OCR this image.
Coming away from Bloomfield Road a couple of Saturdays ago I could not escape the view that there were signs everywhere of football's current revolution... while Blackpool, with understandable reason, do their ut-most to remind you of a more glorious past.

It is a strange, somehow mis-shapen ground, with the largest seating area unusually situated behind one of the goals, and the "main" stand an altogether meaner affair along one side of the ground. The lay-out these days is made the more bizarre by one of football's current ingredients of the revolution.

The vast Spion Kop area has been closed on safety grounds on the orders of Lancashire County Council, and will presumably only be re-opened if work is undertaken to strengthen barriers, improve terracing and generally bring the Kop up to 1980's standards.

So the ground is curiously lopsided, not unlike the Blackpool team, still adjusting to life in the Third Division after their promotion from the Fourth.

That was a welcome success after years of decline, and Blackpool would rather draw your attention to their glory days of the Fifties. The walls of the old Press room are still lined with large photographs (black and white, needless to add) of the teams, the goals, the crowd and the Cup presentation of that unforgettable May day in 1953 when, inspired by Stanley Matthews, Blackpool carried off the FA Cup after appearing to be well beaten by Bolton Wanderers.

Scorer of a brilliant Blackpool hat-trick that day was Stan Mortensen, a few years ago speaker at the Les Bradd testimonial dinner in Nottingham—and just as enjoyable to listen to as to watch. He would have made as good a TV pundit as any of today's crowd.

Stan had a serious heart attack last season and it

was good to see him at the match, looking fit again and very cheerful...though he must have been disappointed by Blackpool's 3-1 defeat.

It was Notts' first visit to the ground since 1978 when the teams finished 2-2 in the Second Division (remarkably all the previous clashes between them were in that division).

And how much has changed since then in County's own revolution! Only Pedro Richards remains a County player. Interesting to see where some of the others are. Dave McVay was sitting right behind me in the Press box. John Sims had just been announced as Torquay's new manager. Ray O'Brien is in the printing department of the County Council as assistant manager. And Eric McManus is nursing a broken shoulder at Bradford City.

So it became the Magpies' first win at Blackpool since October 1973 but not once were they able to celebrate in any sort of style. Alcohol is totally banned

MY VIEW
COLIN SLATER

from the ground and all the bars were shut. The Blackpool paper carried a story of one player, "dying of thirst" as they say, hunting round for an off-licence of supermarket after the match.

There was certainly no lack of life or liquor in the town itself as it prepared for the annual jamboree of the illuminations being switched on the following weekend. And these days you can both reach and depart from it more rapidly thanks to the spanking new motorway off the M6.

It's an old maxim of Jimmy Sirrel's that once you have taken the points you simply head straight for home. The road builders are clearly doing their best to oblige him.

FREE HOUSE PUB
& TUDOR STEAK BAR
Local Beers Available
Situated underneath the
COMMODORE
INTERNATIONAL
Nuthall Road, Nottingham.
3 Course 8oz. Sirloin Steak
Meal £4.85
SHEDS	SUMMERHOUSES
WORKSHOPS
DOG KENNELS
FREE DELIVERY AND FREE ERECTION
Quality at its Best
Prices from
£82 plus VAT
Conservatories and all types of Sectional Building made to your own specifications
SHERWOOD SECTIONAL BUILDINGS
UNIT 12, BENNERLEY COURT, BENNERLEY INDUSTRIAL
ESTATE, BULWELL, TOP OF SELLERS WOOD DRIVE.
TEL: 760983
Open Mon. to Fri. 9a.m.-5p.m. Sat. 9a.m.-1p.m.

---

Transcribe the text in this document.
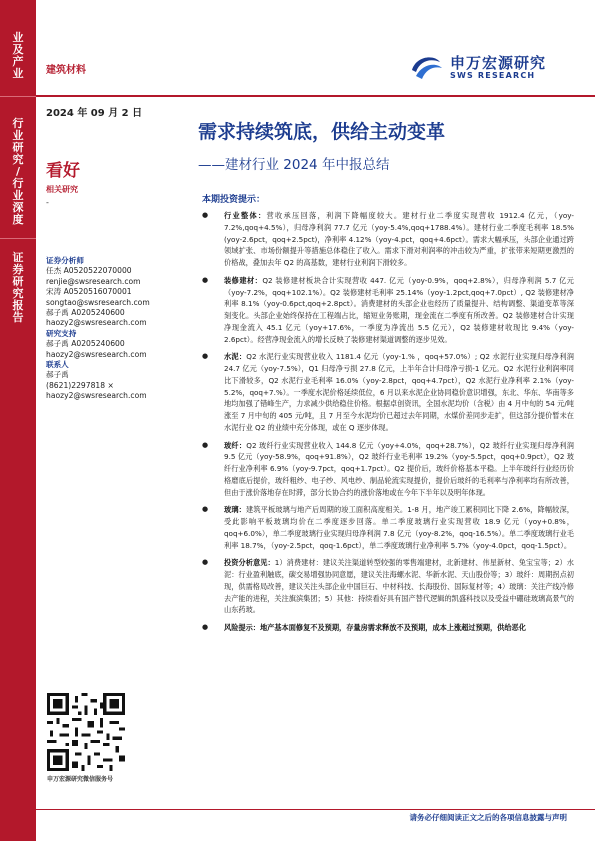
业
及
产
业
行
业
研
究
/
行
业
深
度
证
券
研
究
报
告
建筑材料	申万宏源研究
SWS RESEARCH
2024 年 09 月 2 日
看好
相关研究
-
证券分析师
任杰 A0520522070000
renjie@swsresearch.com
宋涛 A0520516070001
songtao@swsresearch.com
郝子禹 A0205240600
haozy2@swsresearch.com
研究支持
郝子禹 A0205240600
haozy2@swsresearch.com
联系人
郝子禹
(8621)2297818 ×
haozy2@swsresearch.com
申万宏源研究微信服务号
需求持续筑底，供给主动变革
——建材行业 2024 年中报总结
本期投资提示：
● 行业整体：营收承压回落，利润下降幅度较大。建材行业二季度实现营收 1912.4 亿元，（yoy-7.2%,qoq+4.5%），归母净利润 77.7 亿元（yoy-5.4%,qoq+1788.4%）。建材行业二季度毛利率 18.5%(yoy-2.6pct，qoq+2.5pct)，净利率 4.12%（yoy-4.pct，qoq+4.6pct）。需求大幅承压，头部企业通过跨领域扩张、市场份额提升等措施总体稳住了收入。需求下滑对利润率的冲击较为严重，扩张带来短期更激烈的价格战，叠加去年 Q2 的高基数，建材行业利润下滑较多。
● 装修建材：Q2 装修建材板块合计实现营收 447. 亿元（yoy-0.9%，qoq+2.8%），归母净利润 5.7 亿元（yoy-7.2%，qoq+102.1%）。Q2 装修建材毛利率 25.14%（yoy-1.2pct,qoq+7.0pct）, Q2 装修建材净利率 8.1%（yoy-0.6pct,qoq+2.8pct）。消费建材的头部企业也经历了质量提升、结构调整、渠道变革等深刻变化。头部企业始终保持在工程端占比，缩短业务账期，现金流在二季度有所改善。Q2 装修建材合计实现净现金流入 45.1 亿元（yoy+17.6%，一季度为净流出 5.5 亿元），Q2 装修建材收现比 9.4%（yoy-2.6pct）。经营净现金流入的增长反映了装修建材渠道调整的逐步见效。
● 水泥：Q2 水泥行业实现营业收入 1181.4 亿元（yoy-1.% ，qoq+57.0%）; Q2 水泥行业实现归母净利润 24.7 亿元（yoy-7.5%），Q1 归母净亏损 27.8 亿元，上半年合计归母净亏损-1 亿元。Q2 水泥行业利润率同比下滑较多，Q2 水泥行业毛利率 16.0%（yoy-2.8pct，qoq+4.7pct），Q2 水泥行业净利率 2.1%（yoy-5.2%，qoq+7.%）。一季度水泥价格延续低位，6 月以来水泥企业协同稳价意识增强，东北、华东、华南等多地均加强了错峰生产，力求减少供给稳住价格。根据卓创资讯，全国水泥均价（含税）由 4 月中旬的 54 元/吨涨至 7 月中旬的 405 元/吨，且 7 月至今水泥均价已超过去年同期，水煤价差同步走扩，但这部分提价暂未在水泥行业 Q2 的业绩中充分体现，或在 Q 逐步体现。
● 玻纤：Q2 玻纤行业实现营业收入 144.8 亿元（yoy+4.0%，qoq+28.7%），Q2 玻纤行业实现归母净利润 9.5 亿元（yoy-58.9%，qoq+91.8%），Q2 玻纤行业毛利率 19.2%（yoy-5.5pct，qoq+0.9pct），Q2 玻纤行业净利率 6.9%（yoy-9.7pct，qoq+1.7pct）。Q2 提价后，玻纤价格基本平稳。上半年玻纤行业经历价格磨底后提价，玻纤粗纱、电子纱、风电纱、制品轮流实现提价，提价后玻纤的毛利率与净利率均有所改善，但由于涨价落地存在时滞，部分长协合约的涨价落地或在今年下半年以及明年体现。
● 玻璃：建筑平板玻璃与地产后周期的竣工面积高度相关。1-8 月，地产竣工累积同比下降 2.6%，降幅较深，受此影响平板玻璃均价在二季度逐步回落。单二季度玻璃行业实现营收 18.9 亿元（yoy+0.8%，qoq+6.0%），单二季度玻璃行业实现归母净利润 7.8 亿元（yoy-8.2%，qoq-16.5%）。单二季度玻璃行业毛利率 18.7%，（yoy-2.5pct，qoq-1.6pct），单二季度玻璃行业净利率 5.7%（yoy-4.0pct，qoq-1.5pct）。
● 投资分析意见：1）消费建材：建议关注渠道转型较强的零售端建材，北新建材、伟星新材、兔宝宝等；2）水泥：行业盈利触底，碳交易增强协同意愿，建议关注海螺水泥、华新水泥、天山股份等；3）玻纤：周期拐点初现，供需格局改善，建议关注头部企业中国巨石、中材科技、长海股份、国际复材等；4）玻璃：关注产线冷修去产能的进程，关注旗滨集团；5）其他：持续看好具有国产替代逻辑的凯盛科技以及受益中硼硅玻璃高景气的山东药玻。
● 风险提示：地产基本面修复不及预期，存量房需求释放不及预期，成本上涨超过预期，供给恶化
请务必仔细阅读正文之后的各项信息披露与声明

**Written request**
Where a line in the entries holds "match", copy that line.

**Right answer**
was good to see him at the match, looking fit again and very cheerful...though he must have been disappointed by Blackpool's 3-1 defeat.
from the ground and all the bars were shut. The Blackpool paper carried a story of one player, "dying of thirst" as they say, hunting round for an off-licence of supermarket after the match.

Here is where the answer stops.